* [DIRECTIONS] Scan the listing and work out how many lines contain the word "案例研究法是对组织内的个体". Nothing but the number should be given.

* [LISTED RECORDS]
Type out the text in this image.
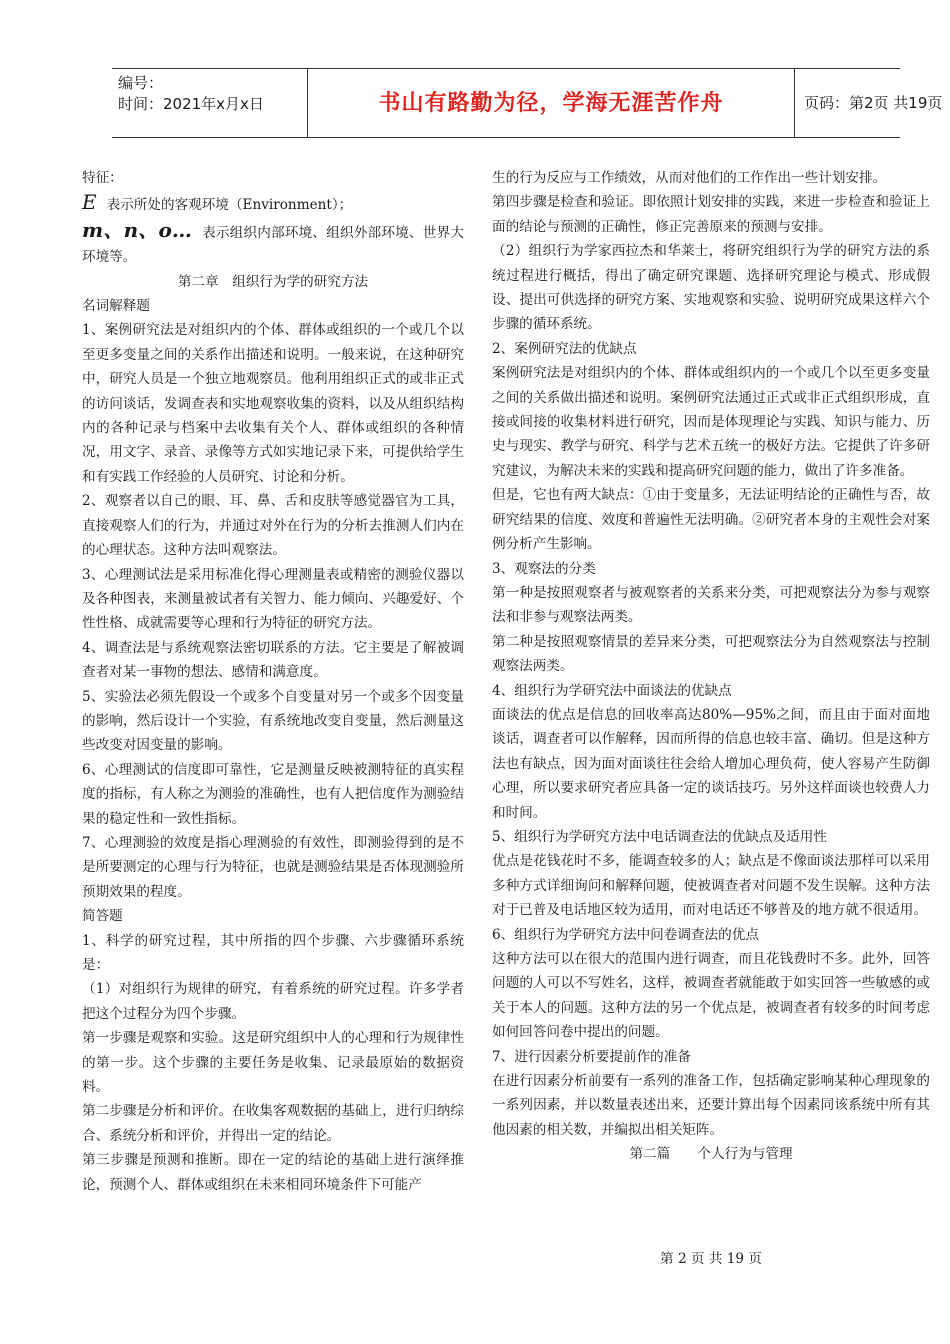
编号：
时间：2021年x月x日	书山有路勤为径，学海无涯苦作舟	页码：第2页 共19页

特征：

E 表示所处的客观环境（Environment）；

m、n、o… 表示组织内部环境、组织外部环境、世界大环境等。

第二章　组织行为学的研究方法

名词解释题

1、案例研究法是对组织内的个体、群体或组织的一个或几个以至更多变量之间的关系作出描述和说明。一般来说，在这种研究中，研究人员是一个独立地观察员。他利用组织正式的或非正式的访问谈话，发调查表和实地观察收集的资料，以及从组织结构内的各种记录与档案中去收集有关个人、群体或组织的各种情况，用文字、录音、录像等方式如实地记录下来，可提供给学生和有实践工作经验的人员研究、讨论和分析。

2、观察者以自己的眼、耳、鼻、舌和皮肤等感觉器官为工具，直接观察人们的行为，并通过对外在行为的分析去推测人们内在的心理状态。这种方法叫观察法。

3、心理测试法是采用标准化得心理测量表或精密的测验仪器以及各种图表，来测量被试者有关智力、能力倾向、兴趣爱好、个性性格、成就需要等心理和行为特征的研究方法。

4、调查法是与系统观察法密切联系的方法。它主要是了解被调查者对某一事物的想法、感情和满意度。

5、实验法必须先假设一个或多个自变量对另一个或多个因变量的影响，然后设计一个实验，有系统地改变自变量，然后测量这些改变对因变量的影响。

6、心理测试的信度即可靠性，它是测量反映被测特征的真实程度的指标，有人称之为测验的准确性，也有人把信度作为测验结果的稳定性和一致性指标。

7、心理测验的效度是指心理测验的有效性，即测验得到的是不是所要测定的心理与行为特征，也就是测验结果是否体现测验所预期效果的程度。

简答题

1、科学的研究过程，其中所指的四个步骤、六步骤循环系统是：

（1）对组织行为规律的研究，有着系统的研究过程。许多学者把这个过程分为四个步骤。

第一步骤是观察和实验。这是研究组织中人的心理和行为规律性的第一步。这个步骤的主要任务是收集、记录最原始的数据资料。

第二步骤是分析和评价。在收集客观数据的基础上，进行归纳综合、系统分析和评价，并得出一定的结论。

第三步骤是预测和推断。即在一定的结论的基础上进行演绎推论，预测个人、群体或组织在未来相同环境条件下可能产

生的行为反应与工作绩效，从而对他们的工作作出一些计划安排。

第四步骤是检查和验证。即依照计划安排的实践，来进一步检查和验证上面的结论与预测的正确性，修正完善原来的预测与安排。

（2）组织行为学家西拉杰和华莱士，将研究组织行为学的研究方法的系统过程进行概括，得出了确定研究课题、选择研究理论与模式、形成假设、提出可供选择的研究方案、实地观察和实验、说明研究成果这样六个步骤的循环系统。

2、案例研究法的优缺点

案例研究法是对组织内的个体、群体或组织内的一个或几个以至更多变量之间的关系做出描述和说明。案例研究法通过正式或非正式组织形成，直接或间接的收集材料进行研究，因而是体现理论与实践、知识与能力、历史与现实、教学与研究、科学与艺术五统一的极好方法。它提供了许多研究建议，为解决未来的实践和提高研究问题的能力，做出了许多准备。

但是，它也有两大缺点：①由于变量多，无法证明结论的正确性与否，故研究结果的信度、效度和普遍性无法明确。②研究者本身的主观性会对案例分析产生影响。

3、观察法的分类

第一种是按照观察者与被观察者的关系来分类，可把观察法分为参与观察法和非参与观察法两类。

第二种是按照观察情景的差异来分类，可把观察法分为自然观察法与控制观察法两类。

4、组织行为学研究法中面谈法的优缺点

面谈法的优点是信息的回收率高达80%—95%之间，而且由于面对面地谈话，调查者可以作解释，因而所得的信息也较丰富、确切。但是这种方法也有缺点，因为面对面谈往往会给人增加心理负荷，使人容易产生防御心理，所以要求研究者应具备一定的谈话技巧。另外这样面谈也较费人力和时间。

5、组织行为学研究方法中电话调查法的优缺点及适用性

优点是花钱花时不多，能调查较多的人；缺点是不像面谈法那样可以采用多种方式详细询问和解释问题，使被调查者对问题不发生误解。这种方法对于已普及电话地区较为适用，而对电话还不够普及的地方就不很适用。

6、组织行为学研究方法中问卷调查法的优点

这种方法可以在很大的范围内进行调查，而且花钱费时不多。此外，回答问题的人可以不写姓名，这样，被调查者就能敢于如实回答一些敏感的或关于本人的问题。这种方法的另一个优点是，被调查者有较多的时间考虑如何回答问卷中提出的问题。

7、进行因素分析要提前作的准备

在进行因素分析前要有一系列的准备工作，包括确定影响某种心理现象的一系列因素，并以数量表述出来，还要计算出每个因素同该系统中所有其他因素的相关数，并编拟出相关矩阵。

第二篇　　个人行为与管理

第 2 页 共 19 页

* [RESULT OF THE EXERCISE] 2